___ Dataset entries ___

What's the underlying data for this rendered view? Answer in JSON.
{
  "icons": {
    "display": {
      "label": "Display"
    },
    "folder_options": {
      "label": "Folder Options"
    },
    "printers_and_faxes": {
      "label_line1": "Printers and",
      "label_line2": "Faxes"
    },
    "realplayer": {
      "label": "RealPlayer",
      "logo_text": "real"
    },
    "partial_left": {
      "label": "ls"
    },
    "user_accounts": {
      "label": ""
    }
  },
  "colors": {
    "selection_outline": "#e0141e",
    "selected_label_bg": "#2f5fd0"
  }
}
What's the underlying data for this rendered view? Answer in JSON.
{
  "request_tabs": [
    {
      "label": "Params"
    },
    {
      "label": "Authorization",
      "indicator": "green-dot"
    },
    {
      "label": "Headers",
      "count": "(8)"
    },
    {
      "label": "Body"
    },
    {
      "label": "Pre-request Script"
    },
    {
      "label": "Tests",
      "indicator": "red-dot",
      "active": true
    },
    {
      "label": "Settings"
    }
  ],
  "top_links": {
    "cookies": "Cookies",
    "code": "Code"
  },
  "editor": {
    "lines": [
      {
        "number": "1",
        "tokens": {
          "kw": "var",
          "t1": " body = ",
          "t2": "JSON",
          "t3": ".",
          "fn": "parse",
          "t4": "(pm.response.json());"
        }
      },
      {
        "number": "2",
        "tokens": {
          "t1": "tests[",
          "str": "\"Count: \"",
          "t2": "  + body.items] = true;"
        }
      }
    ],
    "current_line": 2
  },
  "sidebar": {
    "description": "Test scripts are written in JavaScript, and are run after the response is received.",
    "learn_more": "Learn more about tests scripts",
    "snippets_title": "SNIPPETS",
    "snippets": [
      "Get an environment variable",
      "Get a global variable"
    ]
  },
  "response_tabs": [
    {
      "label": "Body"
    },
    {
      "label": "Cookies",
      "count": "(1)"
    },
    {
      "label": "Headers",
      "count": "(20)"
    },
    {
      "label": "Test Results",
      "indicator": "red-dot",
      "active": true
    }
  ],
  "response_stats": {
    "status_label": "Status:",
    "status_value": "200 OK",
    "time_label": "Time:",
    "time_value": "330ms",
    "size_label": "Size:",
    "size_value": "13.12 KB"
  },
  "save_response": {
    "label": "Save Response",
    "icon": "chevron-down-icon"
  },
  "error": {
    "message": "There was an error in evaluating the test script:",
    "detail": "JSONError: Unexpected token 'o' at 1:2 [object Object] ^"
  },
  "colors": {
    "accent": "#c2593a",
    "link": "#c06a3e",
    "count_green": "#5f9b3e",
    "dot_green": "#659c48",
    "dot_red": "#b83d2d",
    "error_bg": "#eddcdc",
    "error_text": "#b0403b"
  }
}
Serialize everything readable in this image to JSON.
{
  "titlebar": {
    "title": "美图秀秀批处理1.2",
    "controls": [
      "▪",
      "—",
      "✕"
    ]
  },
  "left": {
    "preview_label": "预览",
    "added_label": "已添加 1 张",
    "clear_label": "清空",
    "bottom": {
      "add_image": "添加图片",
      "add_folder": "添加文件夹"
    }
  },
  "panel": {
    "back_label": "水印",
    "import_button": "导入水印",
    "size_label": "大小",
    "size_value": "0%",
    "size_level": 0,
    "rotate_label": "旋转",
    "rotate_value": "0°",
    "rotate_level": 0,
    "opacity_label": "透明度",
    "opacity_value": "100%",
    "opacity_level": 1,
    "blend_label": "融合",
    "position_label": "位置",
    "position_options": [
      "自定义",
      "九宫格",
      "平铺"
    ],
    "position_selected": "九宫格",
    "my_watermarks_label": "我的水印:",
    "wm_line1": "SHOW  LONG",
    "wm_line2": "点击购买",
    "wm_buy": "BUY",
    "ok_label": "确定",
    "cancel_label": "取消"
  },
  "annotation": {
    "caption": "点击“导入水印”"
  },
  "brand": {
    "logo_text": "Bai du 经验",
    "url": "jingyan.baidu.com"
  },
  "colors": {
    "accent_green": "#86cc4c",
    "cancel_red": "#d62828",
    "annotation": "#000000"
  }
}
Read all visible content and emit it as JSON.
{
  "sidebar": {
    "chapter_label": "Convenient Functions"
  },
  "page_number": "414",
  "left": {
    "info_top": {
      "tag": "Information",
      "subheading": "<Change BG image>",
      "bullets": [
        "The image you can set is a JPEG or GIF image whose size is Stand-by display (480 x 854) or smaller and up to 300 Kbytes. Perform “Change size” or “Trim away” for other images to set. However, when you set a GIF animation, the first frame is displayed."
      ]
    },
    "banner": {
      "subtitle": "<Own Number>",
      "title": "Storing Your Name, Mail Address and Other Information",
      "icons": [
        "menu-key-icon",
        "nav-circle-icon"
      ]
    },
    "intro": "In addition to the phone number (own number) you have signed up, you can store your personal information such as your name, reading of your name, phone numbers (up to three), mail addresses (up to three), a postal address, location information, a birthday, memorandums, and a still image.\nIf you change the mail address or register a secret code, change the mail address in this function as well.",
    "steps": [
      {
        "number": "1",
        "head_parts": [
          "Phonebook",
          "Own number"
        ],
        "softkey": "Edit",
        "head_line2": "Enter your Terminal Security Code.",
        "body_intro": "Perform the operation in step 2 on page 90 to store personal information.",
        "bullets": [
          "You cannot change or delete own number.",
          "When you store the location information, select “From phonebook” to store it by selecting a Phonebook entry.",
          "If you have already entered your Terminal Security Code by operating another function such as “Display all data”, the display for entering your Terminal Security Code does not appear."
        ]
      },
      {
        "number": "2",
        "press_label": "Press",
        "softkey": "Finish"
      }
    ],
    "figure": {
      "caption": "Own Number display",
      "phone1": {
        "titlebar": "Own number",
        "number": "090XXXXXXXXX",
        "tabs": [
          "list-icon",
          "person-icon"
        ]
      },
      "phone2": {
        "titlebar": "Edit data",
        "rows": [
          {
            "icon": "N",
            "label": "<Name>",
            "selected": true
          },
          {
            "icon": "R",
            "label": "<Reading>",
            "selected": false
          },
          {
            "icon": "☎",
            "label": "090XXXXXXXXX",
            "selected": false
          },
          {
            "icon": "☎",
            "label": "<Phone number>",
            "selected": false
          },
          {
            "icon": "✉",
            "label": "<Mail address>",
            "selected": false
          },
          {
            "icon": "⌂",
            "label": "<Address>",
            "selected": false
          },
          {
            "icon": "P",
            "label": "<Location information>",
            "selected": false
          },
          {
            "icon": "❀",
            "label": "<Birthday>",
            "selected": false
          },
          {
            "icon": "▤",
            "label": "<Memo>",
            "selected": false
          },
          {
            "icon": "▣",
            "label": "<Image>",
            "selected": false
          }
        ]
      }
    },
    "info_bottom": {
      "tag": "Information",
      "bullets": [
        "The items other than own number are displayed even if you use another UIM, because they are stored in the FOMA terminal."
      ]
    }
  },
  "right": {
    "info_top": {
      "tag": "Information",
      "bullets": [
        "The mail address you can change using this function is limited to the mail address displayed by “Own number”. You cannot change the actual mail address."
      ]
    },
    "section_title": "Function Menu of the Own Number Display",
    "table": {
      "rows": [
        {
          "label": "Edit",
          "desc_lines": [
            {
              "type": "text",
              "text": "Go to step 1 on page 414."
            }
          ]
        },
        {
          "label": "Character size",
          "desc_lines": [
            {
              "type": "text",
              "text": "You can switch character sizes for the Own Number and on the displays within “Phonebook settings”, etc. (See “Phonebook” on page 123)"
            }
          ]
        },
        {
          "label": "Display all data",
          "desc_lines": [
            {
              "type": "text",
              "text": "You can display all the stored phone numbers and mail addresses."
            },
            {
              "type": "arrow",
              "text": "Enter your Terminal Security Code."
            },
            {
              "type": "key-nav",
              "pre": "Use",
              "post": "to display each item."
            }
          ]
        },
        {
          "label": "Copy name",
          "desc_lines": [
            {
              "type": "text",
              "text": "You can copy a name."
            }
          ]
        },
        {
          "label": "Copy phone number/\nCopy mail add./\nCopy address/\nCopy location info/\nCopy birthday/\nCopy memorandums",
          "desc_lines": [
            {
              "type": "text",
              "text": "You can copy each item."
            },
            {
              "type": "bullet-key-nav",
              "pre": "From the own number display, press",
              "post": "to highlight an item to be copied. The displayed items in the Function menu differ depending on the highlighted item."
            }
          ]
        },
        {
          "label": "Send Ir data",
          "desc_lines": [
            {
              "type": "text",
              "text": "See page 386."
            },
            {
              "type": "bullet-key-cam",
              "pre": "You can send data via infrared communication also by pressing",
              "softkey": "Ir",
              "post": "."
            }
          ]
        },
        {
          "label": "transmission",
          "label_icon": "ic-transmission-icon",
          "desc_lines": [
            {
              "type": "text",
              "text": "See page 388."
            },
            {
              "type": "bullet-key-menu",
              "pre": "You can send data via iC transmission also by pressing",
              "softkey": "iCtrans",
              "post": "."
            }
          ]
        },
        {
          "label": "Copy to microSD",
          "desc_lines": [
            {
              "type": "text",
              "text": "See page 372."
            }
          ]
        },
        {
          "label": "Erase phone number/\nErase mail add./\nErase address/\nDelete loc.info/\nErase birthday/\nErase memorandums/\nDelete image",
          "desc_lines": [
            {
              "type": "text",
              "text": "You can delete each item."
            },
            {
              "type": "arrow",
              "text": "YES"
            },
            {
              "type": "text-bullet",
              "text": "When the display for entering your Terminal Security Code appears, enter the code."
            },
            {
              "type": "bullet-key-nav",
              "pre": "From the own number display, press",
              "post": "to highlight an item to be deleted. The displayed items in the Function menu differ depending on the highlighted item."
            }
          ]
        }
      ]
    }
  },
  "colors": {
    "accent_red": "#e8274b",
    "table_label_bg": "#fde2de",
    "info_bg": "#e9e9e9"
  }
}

___

## What is expected
Determine the number of lines in the listing that contain the string "cannot". Write that number and nothing else.

## Completed exercise
2